Search the material for "JSON" and show all lines that contain it.

▶ _Data lines_
******

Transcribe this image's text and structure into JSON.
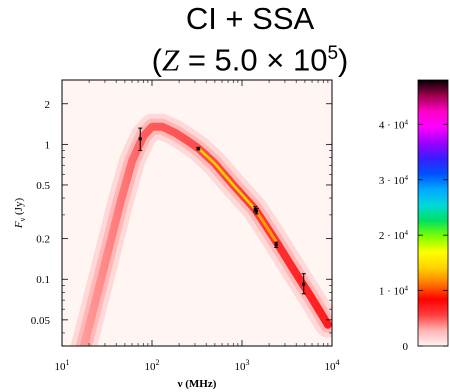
{
  "title": {
    "line1": "CI + SSA",
    "line2_prefix": "(",
    "line2_var": "Z",
    "line2_mid": " = 5.0 × 10",
    "line2_exp": "5",
    "line2_suffix": ")"
  },
  "chart_data": {
    "type": "scatter",
    "xlabel": "ν (MHz)",
    "ylabel": "Fν (Jy)",
    "x_scale": "log",
    "y_scale": "log",
    "xlim": [
      10,
      10000
    ],
    "ylim": [
      0.032,
      3.0
    ],
    "x_ticks": [
      {
        "value": 10,
        "base": "10",
        "exp": "1"
      },
      {
        "value": 100,
        "base": "10",
        "exp": "2"
      },
      {
        "value": 1000,
        "base": "10",
        "exp": "3"
      },
      {
        "value": 10000,
        "base": "10",
        "exp": "4"
      }
    ],
    "y_ticks": [
      {
        "value": 2,
        "label": "2"
      },
      {
        "value": 1,
        "label": "1"
      },
      {
        "value": 0.5,
        "label": "0.5"
      },
      {
        "value": 0.2,
        "label": "0.2"
      },
      {
        "value": 0.1,
        "label": "0.1"
      },
      {
        "value": 0.05,
        "label": "0.05"
      }
    ],
    "points": [
      {
        "x": 74,
        "y": 1.1,
        "yerr_low": 0.9,
        "yerr_high": 1.32
      },
      {
        "x": 327,
        "y": 0.93,
        "yerr_low": 0.91,
        "yerr_high": 0.95
      },
      {
        "x": 1400,
        "y": 0.33,
        "yerr_low": 0.315,
        "yerr_high": 0.345
      },
      {
        "x": 1450,
        "y": 0.32,
        "yerr_low": 0.305,
        "yerr_high": 0.335
      },
      {
        "x": 2400,
        "y": 0.18,
        "yerr_low": 0.172,
        "yerr_high": 0.188
      },
      {
        "x": 4850,
        "y": 0.092,
        "yerr_low": 0.078,
        "yerr_high": 0.11
      }
    ],
    "model_band_curve": [
      {
        "x": 12,
        "y": 0.012
      },
      {
        "x": 20,
        "y": 0.045
      },
      {
        "x": 30,
        "y": 0.13
      },
      {
        "x": 45,
        "y": 0.38
      },
      {
        "x": 60,
        "y": 0.75
      },
      {
        "x": 80,
        "y": 1.15
      },
      {
        "x": 100,
        "y": 1.35
      },
      {
        "x": 130,
        "y": 1.35
      },
      {
        "x": 180,
        "y": 1.22
      },
      {
        "x": 250,
        "y": 1.06
      },
      {
        "x": 330,
        "y": 0.93
      },
      {
        "x": 500,
        "y": 0.72
      },
      {
        "x": 800,
        "y": 0.5
      },
      {
        "x": 1400,
        "y": 0.33
      },
      {
        "x": 2400,
        "y": 0.19
      },
      {
        "x": 4000,
        "y": 0.11
      },
      {
        "x": 6000,
        "y": 0.072
      },
      {
        "x": 9000,
        "y": 0.046
      }
    ],
    "colorbar": {
      "min": 0,
      "max": 48000,
      "ticks": [
        {
          "value": 0,
          "base": "0",
          "exp": ""
        },
        {
          "value": 10000,
          "base": "1 · 10",
          "exp": "4"
        },
        {
          "value": 20000,
          "base": "2 · 10",
          "exp": "4"
        },
        {
          "value": 30000,
          "base": "3 · 10",
          "exp": "4"
        },
        {
          "value": 40000,
          "base": "4 · 10",
          "exp": "4"
        }
      ],
      "colors": [
        "#fff3f0",
        "#ffb3b3",
        "#ff3c3c",
        "#ff0000",
        "#ff7a00",
        "#ffd400",
        "#ffff00",
        "#7dff00",
        "#00e060",
        "#00d8d8",
        "#00aaff",
        "#0050ff",
        "#3a1bff",
        "#a000ff",
        "#ff00ff",
        "#ff00c8",
        "#a0004e",
        "#000000"
      ]
    }
  }
}
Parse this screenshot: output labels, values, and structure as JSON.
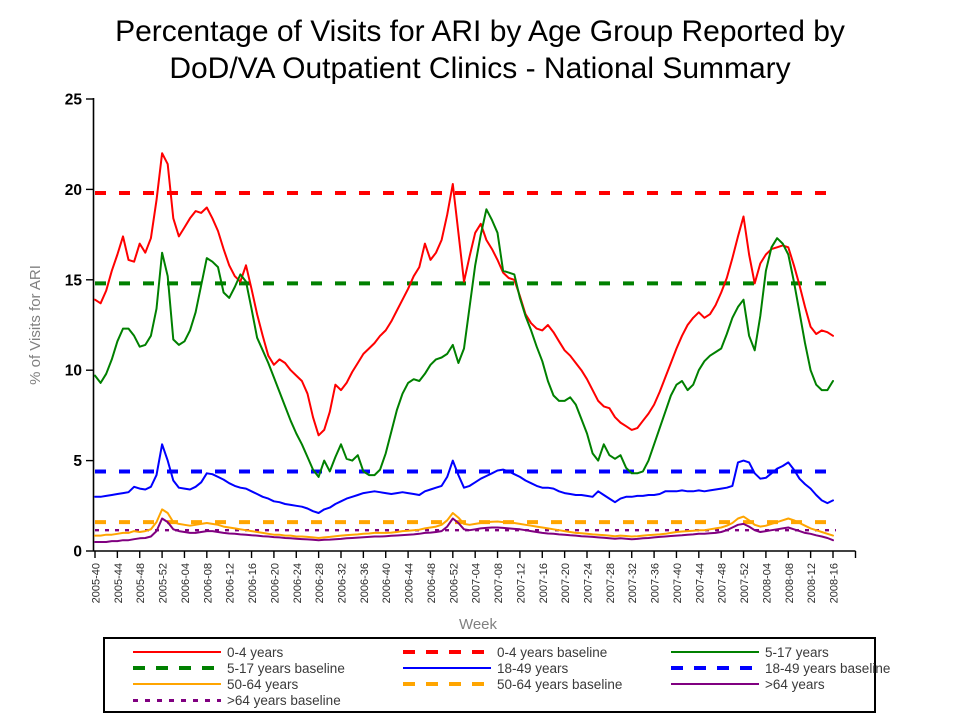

******

▶ _The answer_
Transcribe this image's text and structure into JSON.
Parse this screenshot: output labels, values, and structure as JSON.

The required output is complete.